=== Text ===

Nevertheless, All Asset All Authority's leverage increases its investable assets, adding to the potential strain on the underlying funds. At the end of January 2013, gross leverage stood at 24.6% of that fund's $31 billion in assets. This took the fund's investable asset base to $38.7 billion and the two funds' combined assets to $71.6 billion.

That's $8.5 billion more than the funds collectively held as recently as September 2012, the latest month for which PIMCO has disclosed individual positions. At that time there were 41 underlying funds between the two portfolios. The two All Asset funds accounted for more than 25% of assets for 26 of the funds. More strikingly, the duo claimed 75% or more of assets for 10 of the funds. (See the table.) This includes notable offerings such as PIMCO Emerging Markets Currency PLMDX and PIMCO Floating Income PFIDX. With the All Asset funds $8.5 billion larger four months later, some of those percentages have likely increased.

===

**Activities**
1/ In the passage on the All Asset funds, how many underlying funds were there between the two portfolios in September 2012?
2/ Edit everything from "Nevertheless, All Asset" down to "to $71.6 billion." in the passage on the All Asset funds, putting "February" in place of "January".

=== Extracted entries ===

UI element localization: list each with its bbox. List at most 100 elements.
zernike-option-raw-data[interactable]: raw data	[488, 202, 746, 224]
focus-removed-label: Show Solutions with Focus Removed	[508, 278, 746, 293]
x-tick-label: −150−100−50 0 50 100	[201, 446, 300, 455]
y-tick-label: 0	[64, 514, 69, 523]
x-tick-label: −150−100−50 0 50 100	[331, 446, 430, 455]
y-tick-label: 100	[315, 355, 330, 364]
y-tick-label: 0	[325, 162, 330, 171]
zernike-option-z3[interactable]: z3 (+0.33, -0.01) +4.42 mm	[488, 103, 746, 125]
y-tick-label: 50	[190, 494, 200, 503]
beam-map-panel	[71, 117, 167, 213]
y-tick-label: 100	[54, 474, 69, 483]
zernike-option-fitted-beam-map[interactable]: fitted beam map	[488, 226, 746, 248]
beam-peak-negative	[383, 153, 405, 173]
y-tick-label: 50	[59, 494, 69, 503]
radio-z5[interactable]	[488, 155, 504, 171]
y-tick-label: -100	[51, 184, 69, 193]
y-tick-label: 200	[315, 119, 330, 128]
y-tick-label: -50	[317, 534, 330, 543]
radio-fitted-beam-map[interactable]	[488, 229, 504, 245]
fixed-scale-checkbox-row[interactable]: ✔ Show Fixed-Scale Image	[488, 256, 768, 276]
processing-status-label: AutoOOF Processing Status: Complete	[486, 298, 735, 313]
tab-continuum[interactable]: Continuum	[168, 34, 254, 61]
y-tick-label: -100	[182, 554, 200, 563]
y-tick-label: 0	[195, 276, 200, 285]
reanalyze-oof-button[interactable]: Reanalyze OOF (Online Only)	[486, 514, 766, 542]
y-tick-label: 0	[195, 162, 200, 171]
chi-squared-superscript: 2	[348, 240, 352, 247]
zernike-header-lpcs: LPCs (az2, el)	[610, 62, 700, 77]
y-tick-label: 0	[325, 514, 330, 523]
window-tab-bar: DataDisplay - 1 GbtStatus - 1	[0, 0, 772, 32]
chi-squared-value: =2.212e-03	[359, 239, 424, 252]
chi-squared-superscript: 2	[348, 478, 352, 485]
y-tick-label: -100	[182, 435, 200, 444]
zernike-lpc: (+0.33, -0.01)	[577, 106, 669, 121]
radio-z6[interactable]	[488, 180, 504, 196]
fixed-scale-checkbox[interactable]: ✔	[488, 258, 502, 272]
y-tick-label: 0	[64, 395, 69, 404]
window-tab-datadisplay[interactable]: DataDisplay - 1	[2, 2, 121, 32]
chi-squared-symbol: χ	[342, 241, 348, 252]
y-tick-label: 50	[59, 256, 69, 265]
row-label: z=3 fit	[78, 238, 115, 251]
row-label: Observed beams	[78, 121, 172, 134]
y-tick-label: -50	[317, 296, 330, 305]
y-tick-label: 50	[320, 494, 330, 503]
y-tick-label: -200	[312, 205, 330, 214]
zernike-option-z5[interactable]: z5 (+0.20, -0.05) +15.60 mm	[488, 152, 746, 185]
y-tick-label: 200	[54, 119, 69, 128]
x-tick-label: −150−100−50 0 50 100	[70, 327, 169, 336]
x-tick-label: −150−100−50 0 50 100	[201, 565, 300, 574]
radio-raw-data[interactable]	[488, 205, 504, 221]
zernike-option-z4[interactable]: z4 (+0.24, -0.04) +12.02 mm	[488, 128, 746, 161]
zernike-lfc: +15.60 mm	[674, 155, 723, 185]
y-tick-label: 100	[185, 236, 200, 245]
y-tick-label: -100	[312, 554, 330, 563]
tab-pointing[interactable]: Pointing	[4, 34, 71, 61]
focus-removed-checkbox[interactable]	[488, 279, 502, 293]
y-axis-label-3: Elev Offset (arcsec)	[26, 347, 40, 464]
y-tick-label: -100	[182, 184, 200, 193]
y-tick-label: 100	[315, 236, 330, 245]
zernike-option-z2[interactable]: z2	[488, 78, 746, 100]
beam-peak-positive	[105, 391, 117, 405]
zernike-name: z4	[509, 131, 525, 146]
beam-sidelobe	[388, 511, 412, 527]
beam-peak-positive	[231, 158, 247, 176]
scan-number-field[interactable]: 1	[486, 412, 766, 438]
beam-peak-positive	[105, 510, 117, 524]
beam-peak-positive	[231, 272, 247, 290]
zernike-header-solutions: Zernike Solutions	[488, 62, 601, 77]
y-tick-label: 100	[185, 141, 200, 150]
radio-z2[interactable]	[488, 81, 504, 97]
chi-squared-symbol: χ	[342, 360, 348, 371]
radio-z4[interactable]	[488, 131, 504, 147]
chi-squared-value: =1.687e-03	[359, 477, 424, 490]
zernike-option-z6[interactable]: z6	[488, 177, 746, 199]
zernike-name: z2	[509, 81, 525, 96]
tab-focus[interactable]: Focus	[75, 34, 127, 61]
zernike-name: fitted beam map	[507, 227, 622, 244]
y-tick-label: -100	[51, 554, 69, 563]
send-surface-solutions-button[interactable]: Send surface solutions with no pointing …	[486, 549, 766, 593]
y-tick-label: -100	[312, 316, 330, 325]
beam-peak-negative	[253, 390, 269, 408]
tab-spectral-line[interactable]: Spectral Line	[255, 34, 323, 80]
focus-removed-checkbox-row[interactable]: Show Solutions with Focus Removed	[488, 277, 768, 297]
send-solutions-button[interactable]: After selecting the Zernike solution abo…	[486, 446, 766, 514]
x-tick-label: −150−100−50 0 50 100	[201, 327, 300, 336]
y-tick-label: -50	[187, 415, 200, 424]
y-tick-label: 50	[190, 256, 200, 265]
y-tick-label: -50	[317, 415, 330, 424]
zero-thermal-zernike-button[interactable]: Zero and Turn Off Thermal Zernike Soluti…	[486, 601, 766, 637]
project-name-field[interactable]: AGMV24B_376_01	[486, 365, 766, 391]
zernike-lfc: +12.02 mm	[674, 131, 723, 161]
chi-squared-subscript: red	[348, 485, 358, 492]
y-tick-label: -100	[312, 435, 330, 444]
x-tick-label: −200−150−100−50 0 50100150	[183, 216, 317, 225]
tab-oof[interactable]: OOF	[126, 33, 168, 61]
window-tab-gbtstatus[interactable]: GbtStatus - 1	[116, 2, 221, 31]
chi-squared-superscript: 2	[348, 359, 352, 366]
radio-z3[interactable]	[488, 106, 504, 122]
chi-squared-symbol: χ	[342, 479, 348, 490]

===

**Answers below**
1/ 41

2/
Nevertheless, All Asset All Authority's leverage increases its investable assets, adding to the potential strain on the underlying funds. At the end of February 2013, gross leverage stood at 24.6% of that fund's $31 billion in assets. This took the fund's investable asset base to $38.7 billion and the two funds' combined assets to $71.6 billion.